Given records
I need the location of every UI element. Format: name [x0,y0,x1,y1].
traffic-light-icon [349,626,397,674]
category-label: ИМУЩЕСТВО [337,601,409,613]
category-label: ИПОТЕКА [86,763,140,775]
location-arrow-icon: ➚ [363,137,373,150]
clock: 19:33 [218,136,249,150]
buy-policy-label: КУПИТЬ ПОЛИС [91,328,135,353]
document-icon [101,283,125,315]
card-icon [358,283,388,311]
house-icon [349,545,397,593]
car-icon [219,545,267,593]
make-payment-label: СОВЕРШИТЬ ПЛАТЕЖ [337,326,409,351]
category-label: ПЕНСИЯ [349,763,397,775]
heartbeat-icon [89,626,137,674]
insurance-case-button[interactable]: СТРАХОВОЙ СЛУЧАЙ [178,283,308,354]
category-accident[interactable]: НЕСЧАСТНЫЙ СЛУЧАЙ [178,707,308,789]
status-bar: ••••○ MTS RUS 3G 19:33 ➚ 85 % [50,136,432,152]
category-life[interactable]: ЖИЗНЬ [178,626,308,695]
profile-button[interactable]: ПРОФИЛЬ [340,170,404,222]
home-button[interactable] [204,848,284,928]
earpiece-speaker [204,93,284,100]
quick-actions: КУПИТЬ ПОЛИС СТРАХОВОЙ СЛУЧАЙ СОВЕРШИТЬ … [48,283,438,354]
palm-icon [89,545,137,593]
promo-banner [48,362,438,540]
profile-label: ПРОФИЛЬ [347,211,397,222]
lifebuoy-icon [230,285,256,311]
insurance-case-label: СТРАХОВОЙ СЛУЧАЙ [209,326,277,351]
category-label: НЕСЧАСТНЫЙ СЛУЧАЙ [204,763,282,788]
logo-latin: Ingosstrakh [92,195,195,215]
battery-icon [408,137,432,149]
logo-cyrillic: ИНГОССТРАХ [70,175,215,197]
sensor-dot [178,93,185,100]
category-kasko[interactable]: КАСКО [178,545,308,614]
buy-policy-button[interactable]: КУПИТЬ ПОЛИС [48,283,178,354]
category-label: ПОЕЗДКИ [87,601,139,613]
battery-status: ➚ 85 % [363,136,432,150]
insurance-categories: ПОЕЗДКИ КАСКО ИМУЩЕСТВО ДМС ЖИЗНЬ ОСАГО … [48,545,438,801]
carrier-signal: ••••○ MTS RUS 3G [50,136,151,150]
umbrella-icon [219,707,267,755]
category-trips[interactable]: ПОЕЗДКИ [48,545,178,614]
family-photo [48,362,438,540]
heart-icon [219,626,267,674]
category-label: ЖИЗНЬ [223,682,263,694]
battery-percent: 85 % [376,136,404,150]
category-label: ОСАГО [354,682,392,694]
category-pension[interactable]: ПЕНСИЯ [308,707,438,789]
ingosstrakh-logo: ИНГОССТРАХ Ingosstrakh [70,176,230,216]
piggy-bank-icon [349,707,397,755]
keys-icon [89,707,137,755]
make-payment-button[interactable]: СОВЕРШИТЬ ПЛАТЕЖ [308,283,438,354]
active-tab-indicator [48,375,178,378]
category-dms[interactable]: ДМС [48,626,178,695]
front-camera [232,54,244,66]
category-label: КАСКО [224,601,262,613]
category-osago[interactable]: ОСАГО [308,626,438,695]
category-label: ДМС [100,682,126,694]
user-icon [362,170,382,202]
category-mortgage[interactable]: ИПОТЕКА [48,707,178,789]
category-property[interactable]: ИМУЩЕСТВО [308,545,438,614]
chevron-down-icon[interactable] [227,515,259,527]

Request
Reproduce the material above line for line, changing nothing.

Complete answer
I need the location of every UI element. Format: name [x0,y0,x1,y1].
traffic-light-icon [349,626,397,674]
category-label: ИМУЩЕСТВО [337,601,409,613]
category-label: ИПОТЕКА [86,763,140,775]
location-arrow-icon: ➚ [363,137,373,150]
clock: 19:33 [218,136,249,150]
buy-policy-label: КУПИТЬ ПОЛИС [91,328,135,353]
document-icon [101,283,125,315]
card-icon [358,283,388,311]
house-icon [349,545,397,593]
car-icon [219,545,267,593]
make-payment-label: СОВЕРШИТЬ ПЛАТЕЖ [337,326,409,351]
category-label: ПЕНСИЯ [349,763,397,775]
heartbeat-icon [89,626,137,674]
insurance-case-button[interactable]: СТРАХОВОЙ СЛУЧАЙ [178,283,308,354]
category-accident[interactable]: НЕСЧАСТНЫЙ СЛУЧАЙ [178,707,308,789]
status-bar: ••••○ MTS RUS 3G 19:33 ➚ 85 % [50,136,432,152]
category-life[interactable]: ЖИЗНЬ [178,626,308,695]
profile-button[interactable]: ПРОФИЛЬ [340,170,404,222]
home-button[interactable] [204,848,284,928]
earpiece-speaker [204,93,284,100]
quick-actions: КУПИТЬ ПОЛИС СТРАХОВОЙ СЛУЧАЙ СОВЕРШИТЬ … [48,283,438,354]
palm-icon [89,545,137,593]
promo-banner [48,362,438,540]
profile-label: ПРОФИЛЬ [347,211,397,222]
lifebuoy-icon [230,285,256,311]
insurance-case-label: СТРАХОВОЙ СЛУЧАЙ [209,326,277,351]
category-label: НЕСЧАСТНЫЙ СЛУЧАЙ [204,763,282,788]
logo-latin: Ingosstrakh [92,195,195,215]
battery-icon [408,137,432,149]
logo-cyrillic: ИНГОССТРАХ [70,175,215,197]
sensor-dot [178,93,185,100]
category-kasko[interactable]: КАСКО [178,545,308,614]
buy-policy-button[interactable]: КУПИТЬ ПОЛИС [48,283,178,354]
category-label: ПОЕЗДКИ [87,601,139,613]
battery-status: ➚ 85 % [363,136,432,150]
insurance-categories: ПОЕЗДКИ КАСКО ИМУЩЕСТВО ДМС ЖИЗНЬ ОСАГО … [48,545,438,801]
carrier-signal: ••••○ MTS RUS 3G [50,136,151,150]
umbrella-icon [219,707,267,755]
category-trips[interactable]: ПОЕЗДКИ [48,545,178,614]
family-photo [48,362,438,540]
heart-icon [219,626,267,674]
category-label: ЖИЗНЬ [223,682,263,694]
battery-percent: 85 % [376,136,404,150]
category-label: ОСАГО [354,682,392,694]
category-pension[interactable]: ПЕНСИЯ [308,707,438,789]
ingosstrakh-logo: ИНГОССТРАХ Ingosstrakh [70,176,230,216]
piggy-bank-icon [349,707,397,755]
keys-icon [89,707,137,755]
make-payment-button[interactable]: СОВЕРШИТЬ ПЛАТЕЖ [308,283,438,354]
active-tab-indicator [48,375,178,378]
category-dms[interactable]: ДМС [48,626,178,695]
front-camera [232,54,244,66]
category-label: КАСКО [224,601,262,613]
category-osago[interactable]: ОСАГО [308,626,438,695]
category-label: ДМС [100,682,126,694]
user-icon [362,170,382,202]
category-mortgage[interactable]: ИПОТЕКА [48,707,178,789]
category-property[interactable]: ИМУЩЕСТВО [308,545,438,614]
chevron-down-icon[interactable] [227,515,259,527]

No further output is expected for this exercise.